RAW RECORDS —
◆ ◆ ◆ ◆
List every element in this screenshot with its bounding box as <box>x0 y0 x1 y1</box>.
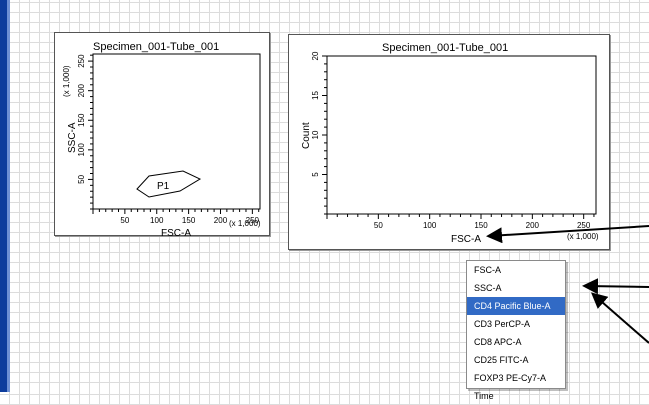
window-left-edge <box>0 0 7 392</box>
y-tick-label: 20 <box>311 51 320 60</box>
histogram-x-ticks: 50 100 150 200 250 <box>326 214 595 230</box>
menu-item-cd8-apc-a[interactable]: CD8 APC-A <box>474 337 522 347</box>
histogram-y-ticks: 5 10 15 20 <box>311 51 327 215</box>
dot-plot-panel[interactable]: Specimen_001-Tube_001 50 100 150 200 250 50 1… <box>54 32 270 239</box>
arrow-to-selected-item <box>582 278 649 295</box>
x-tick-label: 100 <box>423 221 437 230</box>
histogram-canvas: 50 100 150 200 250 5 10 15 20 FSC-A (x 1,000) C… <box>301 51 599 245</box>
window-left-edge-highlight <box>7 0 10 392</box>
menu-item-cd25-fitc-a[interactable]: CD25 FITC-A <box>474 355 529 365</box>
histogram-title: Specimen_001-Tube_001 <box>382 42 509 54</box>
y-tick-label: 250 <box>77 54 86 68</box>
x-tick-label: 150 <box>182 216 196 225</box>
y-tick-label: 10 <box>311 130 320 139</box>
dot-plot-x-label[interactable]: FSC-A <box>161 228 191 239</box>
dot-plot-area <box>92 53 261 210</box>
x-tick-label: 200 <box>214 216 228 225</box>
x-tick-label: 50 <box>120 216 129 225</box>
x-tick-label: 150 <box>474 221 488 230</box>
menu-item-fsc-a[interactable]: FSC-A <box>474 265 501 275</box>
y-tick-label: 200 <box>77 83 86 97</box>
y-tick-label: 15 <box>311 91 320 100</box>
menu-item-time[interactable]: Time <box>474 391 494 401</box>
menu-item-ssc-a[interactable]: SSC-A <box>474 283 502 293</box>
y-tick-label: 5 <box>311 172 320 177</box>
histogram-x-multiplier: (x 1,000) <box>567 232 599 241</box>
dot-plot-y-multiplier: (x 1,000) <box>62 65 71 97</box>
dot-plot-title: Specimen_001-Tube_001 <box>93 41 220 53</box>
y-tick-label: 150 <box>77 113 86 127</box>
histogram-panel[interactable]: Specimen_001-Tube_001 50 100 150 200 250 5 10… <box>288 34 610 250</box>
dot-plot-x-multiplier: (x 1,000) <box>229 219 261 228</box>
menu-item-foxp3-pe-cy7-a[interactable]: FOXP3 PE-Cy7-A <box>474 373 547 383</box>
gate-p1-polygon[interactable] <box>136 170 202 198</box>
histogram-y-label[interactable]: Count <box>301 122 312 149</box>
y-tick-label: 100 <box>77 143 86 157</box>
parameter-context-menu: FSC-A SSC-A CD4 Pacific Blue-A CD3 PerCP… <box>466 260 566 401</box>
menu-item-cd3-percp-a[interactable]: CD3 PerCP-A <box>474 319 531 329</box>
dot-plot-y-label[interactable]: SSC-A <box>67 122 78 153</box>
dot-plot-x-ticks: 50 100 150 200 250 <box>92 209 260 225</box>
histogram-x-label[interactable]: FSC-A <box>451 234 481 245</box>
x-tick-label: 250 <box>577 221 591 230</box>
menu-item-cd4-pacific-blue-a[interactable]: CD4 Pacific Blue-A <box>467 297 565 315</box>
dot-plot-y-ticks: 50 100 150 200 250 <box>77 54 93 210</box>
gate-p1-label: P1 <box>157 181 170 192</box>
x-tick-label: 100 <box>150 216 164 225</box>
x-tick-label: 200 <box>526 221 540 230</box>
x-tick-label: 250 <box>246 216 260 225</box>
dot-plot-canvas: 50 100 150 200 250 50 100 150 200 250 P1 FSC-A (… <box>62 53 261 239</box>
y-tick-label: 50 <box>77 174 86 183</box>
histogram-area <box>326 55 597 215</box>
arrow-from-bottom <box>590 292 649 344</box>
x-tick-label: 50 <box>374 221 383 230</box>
◆ ◆ ◆ ◆
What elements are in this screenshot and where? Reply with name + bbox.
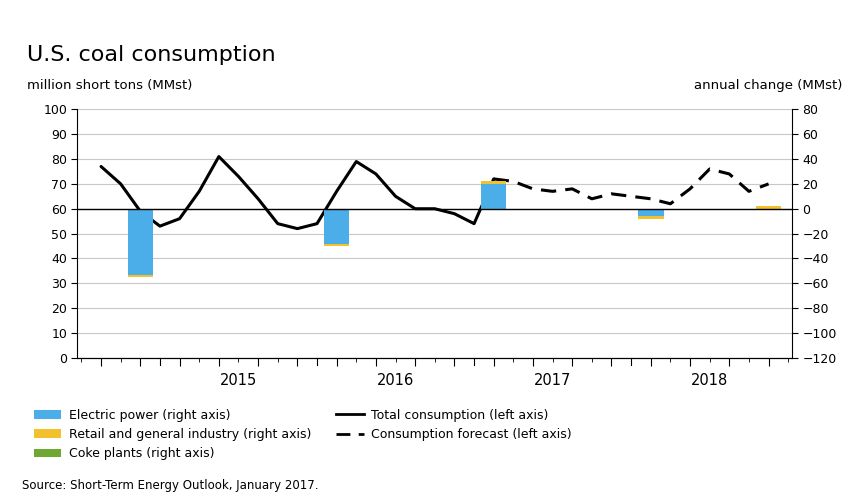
◆ ◆ ◆ ◆
INSTRUCTIONS FOR THE TASK — Set down again, word for word, the lines of the records between the line holding "List every element" and the line holding "histogram-y-ticks: 5 10", inclusive. Leave the pictures out of the answer.

EXERCISE RESPONSE —
List every element in this screenshot with its bounding box as <box>x0 y0 x1 y1</box>.
window-left-edge <box>0 0 7 392</box>
y-tick-label: 20 <box>311 51 320 60</box>
histogram-x-ticks: 50 100 150 200 250 <box>326 214 595 230</box>
menu-item-cd8-apc-a[interactable]: CD8 APC-A <box>474 337 522 347</box>
histogram-y-ticks: 5 10 15 20 <box>311 51 327 215</box>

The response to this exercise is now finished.